··· 抜粋文

基礎知識

ノートピラミッドとは? — トップ・ミドル・ラストを読み解くガイド

香水は時間とともに香りが変化します。この変化を「ノートピラミッド」と呼び、香水売場のラベルやレビューによく登場します。3段階のノートを理解すると、買う前に香りの持続性や変化を予測でき、失敗しない香水選びができるようになります。

ノートピラミッドの3段階

ノートは揮発性の違いによる3段階の香りの変化を指します。

  • トップノート(Top Note): 付けてから5〜15分。第一印象を作る華やかで軽い香料
  • ミドルノート(Middle / Heart Note): 15分〜3時間。香水の主役、フローラル系など
  • ラストノート(Last / Base Note): 3時間以降。余韻を残す深くて重い香料
💡 香水を試す時はトップだけで判断せず、15分後と1時間後の3段階で嗅ぐのが重要です。

トップノート:第一印象の担当

付けた直後に立ち上がる華やかな香り。揮発性が高く、5〜15分で消えます。

代表的な香料: シトラス(ベルガモット・レモン・グレープフルーツ)、グリーン(バジル・ミント)、フレッシュフルーツ(りんご・ラズベリー)など。

店頭でテスターを試した時に「これ好き!」と感じるのは主にトップノートの印象。でもそれが全てではないため、もう少し待って判断する必要があります。

ミドルノート:香水の『主役』

15分後〜3時間。香水の性格を決める『主役』のノートで、ハートノートとも呼ばれます。

代表的な香料: フローラル(ローズ・ジャスミン・ピオニー・ミュゲ)、スパイス(カルダモン・ピンクペッパー)、フルーツ(ピーチ・プラム)など。

······

**取り組む課題**
次の(a)〜(c)がノートピラミッドについての抜粋文の内容と合っているか、それぞれ「はい」か「いいえ」で答え、根拠となる本文の語句をそのまま引用してください。(a) トップノートは付けてから5〜15分で消える。(b) ミドルノートはベースノートとも呼ばれる。(c) 香水を試す時はトップノートだけで判断すればよい。

··· 提示された情報

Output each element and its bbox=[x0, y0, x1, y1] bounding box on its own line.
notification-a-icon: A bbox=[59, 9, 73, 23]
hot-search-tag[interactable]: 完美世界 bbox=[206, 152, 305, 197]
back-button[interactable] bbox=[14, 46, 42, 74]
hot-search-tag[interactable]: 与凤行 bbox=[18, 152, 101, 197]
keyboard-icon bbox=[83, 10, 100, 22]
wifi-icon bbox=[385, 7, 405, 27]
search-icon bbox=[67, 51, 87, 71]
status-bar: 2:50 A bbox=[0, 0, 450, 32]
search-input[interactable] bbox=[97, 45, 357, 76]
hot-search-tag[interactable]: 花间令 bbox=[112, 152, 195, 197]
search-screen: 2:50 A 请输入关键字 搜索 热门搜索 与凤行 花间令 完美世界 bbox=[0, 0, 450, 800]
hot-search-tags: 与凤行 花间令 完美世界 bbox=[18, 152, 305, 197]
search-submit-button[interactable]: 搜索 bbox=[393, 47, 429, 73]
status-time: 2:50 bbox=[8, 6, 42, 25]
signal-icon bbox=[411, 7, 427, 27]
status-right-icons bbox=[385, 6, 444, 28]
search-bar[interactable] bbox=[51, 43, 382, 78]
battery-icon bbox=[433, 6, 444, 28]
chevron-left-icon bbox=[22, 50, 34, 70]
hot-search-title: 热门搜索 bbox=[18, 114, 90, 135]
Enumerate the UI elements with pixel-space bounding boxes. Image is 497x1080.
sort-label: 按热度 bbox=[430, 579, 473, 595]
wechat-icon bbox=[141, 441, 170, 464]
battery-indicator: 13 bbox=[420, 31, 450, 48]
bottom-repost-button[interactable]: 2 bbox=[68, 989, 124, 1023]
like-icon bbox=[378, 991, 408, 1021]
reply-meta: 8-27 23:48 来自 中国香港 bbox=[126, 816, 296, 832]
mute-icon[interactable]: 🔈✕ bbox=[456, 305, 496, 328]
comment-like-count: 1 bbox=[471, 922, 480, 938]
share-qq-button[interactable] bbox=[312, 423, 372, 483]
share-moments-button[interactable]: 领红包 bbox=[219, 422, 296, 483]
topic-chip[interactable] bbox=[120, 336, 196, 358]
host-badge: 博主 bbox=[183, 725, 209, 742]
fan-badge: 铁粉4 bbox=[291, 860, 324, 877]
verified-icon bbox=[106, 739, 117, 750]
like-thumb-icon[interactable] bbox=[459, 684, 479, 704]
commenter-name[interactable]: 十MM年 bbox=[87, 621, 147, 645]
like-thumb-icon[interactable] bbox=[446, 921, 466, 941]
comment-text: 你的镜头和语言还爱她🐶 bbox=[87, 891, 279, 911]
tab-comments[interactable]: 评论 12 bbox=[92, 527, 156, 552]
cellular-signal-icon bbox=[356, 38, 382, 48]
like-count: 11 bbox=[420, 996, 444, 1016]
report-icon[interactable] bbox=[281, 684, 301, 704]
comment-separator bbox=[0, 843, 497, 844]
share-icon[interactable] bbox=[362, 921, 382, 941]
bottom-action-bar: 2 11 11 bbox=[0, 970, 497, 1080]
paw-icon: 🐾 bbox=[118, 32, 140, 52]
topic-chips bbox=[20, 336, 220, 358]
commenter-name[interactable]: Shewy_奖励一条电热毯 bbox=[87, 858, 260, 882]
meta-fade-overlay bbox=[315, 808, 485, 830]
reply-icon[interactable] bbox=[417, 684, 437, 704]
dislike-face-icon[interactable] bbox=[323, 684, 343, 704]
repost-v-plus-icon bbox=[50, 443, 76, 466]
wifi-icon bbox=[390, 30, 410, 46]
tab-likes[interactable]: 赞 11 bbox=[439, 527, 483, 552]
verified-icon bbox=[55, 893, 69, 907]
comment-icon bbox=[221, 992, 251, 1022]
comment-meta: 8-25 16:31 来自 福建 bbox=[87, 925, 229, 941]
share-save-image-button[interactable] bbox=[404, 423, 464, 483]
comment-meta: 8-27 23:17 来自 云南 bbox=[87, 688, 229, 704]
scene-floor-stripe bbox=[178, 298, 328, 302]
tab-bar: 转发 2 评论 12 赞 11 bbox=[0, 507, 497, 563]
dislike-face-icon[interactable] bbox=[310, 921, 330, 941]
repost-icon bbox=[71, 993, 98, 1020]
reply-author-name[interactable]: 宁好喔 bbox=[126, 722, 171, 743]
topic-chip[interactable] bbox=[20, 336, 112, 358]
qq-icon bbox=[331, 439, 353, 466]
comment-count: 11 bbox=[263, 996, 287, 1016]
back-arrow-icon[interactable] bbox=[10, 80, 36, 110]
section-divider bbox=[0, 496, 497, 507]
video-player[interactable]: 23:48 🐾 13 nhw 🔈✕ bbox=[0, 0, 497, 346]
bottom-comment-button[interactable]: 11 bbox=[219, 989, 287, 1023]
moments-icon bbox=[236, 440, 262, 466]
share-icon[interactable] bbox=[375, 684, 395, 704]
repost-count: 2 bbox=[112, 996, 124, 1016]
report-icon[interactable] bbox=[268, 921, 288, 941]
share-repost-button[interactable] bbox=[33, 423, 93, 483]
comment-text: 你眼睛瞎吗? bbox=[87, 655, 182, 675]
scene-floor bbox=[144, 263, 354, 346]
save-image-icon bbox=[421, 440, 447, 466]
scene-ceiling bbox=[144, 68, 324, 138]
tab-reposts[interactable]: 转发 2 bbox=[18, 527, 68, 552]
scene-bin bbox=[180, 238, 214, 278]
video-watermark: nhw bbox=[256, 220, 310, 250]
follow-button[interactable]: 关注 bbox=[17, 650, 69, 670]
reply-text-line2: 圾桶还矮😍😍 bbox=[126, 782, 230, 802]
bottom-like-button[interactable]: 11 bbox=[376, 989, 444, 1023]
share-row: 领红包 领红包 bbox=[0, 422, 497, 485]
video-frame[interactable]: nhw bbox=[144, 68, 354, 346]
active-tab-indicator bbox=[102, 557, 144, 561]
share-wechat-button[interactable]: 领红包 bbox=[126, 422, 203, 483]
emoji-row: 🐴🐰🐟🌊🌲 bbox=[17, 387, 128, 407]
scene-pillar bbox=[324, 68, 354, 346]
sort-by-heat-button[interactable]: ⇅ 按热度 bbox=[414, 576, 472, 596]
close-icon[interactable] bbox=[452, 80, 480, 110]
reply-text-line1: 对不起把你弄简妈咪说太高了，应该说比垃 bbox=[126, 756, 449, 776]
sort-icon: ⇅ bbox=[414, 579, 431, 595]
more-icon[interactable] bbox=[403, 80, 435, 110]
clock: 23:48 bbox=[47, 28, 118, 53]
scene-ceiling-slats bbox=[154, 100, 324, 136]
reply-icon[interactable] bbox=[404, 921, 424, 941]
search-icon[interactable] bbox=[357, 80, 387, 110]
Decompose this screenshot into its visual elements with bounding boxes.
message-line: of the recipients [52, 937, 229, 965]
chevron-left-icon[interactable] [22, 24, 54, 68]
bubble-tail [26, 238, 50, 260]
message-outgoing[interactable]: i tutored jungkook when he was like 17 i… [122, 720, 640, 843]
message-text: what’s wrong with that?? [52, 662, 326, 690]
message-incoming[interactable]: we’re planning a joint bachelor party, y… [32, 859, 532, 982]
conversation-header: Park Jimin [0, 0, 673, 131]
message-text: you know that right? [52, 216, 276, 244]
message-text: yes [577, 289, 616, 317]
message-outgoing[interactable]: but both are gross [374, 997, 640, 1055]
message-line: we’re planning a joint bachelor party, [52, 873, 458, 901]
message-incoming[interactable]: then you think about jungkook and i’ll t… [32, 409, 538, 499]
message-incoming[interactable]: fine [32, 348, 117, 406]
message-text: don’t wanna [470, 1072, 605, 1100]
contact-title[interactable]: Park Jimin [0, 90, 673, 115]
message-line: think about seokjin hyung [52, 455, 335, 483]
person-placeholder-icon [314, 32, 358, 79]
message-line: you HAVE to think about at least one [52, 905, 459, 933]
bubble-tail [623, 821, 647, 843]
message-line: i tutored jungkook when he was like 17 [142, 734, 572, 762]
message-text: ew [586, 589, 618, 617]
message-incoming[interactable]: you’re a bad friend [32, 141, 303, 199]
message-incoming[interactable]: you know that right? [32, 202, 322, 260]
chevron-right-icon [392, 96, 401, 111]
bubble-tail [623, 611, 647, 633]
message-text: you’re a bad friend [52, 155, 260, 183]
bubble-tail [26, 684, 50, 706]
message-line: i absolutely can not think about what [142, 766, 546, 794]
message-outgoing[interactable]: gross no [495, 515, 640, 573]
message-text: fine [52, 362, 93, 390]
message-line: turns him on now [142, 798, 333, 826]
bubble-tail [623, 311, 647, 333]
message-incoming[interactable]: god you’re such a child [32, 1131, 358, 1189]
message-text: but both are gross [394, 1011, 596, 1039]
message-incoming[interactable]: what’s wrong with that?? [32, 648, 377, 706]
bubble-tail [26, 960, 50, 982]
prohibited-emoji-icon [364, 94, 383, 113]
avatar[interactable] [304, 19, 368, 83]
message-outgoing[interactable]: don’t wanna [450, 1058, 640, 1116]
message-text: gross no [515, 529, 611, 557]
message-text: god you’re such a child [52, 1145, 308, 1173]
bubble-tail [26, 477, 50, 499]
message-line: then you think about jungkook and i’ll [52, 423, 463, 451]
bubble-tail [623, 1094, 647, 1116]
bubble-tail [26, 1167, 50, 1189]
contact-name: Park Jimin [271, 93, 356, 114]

······

**解答**
(a) はい。「揮発性が高く、5〜15分で消えます。」
(b) いいえ。「ハートノートとも呼ばれます」
(c) いいえ。「香水を試す時はトップだけで判断せず、15分後と1時間後の3段階で嗅ぐのが重要です。」